問題文 A: 自由貿易に関する抜粋によれば、アメリカ合衆国が1950年代まで製造品に対して維持していた加重平均関税はどの程度でしたか。

提示抜粋:
──────────────────────────────

2009年05月28日
Free Trade8
これらの報告書の良いところは単純なモデルを利用していることだが、悪いところは貿易に対して、開放度の指標ばかりで、経済のパーフォーマンスについては退化しているが、この両者の混合したアプローチが一般的である。ある場合にはDeraniyagalaとFineはこれらの開放度を示す指標は実際には政策を指向するというよりかは貿易の量を反映していると述べている。また、反対の因果関係とか数多くの外因性の変数の影響を解きほぐすのが困難だと言っている。
Kicking Away the Ladderの著書の中で、Ha-Joon Changは自由貿易の政策と経済成長の歴史を見直して、現在の工業国の多くは彼らの歴史において、一貫して、貿易に対して、重大な障壁を持っていると言っている。未成熟産業の議論での保護貿易主義はFree Trade3で輸入代替工業化の所で説明したように、1790年代にAlexander Hamiltonによって最初に追求されたが、Adam Smithはこれに警告し、反対した。かれはアメリカ合衆国は農業に焦点を当て、そこに比較優位(comparative advantage)を持つべきだと忠告した。1840年代にFriedrich Listは未成熟産業保護の父と呼ばれているが、ドイツのためにその保護を支持した。Changの研究において、アメリカ合衆国とイギリスが時々、自由貿易政策の本家と考えられているが、元々は積極的な保護貿易主義であった。イギリスがその保護貿易主義を終えたのは技術の優位性を達成した1850年後半になってからで、トウモロコシ法案(Corn Laws)の廃止であった。また、1950年までは製造品の関税は23%もあった。アメリカ合衆国は1950年代までは製造品に対して約40-50%以上の加重平均関税を維持していた。1800年代には高い輸送コスト保護のための当然の保護貿易主義を行っていた。最も継続して自由貿易を実施してきたのはスイスとオランダと程度は多少劣るが、ベルギーであった。Changは輸出志向工業化政策について述べており、四つのアジアの虎(韓国、台湾、シンガポール、香港)は「彼らの過去の歴史を比較すると遥かに複雑で、細かく調整されていると語っている。

──────────────────────────────

[コレクションから取り出したエントリ]
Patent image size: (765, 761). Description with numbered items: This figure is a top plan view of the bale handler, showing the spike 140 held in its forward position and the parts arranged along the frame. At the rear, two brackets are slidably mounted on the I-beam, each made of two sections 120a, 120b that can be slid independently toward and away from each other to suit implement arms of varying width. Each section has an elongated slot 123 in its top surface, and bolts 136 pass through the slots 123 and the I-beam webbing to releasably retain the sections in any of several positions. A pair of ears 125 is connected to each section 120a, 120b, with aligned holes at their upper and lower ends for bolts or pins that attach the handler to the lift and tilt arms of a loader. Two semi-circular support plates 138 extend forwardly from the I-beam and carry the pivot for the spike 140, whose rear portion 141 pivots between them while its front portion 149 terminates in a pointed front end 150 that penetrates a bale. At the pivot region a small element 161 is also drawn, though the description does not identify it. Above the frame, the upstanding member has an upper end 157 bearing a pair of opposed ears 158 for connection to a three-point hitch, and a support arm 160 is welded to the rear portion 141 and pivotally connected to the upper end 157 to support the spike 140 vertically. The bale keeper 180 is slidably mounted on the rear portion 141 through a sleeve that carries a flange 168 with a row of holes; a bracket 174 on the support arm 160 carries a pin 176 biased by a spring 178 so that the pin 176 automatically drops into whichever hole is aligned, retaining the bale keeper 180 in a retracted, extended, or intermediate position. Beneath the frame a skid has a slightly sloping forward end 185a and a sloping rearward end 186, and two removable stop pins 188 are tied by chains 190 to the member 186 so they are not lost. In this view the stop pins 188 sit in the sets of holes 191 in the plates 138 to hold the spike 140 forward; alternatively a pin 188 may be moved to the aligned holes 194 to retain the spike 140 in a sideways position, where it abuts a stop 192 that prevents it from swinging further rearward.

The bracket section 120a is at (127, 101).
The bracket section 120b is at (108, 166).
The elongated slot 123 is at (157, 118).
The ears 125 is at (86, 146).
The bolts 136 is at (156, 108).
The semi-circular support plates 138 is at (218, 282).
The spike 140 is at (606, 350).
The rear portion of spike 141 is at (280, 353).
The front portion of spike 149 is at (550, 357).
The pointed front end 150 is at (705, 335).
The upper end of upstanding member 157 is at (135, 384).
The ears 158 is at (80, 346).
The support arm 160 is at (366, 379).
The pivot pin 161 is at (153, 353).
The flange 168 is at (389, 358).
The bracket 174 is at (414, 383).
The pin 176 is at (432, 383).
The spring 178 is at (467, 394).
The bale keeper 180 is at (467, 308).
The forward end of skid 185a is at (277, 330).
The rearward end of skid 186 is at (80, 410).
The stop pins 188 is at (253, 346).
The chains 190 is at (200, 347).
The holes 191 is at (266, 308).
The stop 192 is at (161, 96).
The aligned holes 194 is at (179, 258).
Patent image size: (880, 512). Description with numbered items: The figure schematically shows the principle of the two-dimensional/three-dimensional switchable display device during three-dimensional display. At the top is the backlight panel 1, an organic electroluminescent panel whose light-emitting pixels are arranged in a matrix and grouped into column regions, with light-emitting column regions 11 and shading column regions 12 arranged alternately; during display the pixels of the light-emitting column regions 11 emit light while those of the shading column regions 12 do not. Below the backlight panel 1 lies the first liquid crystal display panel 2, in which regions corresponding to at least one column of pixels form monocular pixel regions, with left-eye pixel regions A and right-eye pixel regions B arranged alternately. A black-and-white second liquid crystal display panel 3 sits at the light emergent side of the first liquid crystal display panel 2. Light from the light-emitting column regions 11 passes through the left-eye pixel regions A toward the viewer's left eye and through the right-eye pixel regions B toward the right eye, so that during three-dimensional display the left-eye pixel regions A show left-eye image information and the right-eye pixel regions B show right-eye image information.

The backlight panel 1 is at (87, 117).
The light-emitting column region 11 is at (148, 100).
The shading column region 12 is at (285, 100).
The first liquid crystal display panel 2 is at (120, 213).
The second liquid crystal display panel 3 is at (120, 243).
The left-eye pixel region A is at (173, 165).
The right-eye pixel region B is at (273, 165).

──────────────────────────────

問題文 B: エントリのうち、「Patent image size: (880, 512).」を含む行から「The shading column region 12」を含む行までを、両端の行も含めて、1行につき1つの文字列とするJSONリストに書き換えてください。空行は除いてください。

正答 A: 約40-50%以上です。

正答 B:
[
  "Patent image size: (880, 512). Description with numbered items: The figure schematically shows the principle of the two-dimensional/three-dimensional switchable display device during three-dimensional display. At the top is the backlight panel 1, an organic electroluminescent panel whose light-emitting pixels are arranged in a matrix and grouped into column regions, with light-emitting column regions 11 and shading column regions 12 arranged alternately; during display the pixels of the light-emitting column regions 11 emit light while those of the shading column regions 12 do not. Below the backlight panel 1 lies the first liquid crystal display panel 2, in which regions corresponding to at least one column of pixels form monocular pixel regions, with left-eye pixel regions A and right-eye pixel regions B arranged alternately. A black-and-white second liquid crystal display panel 3 sits at the light emergent side of the first liquid crystal display panel 2. Light from the light-emitting column regions 11 passes through the left-eye pixel regions A toward the viewer's left eye and through the right-eye pixel regions B toward the right eye, so that during three-dimensional display the left-eye pixel regions A show left-eye image information and the right-eye pixel regions B show right-eye image information.",
  "The backlight panel 1 is at (87, 117).",
  "The light-emitting column region 11 is at (148, 100).",
  "The shading column region 12 is at (285, 100)."
]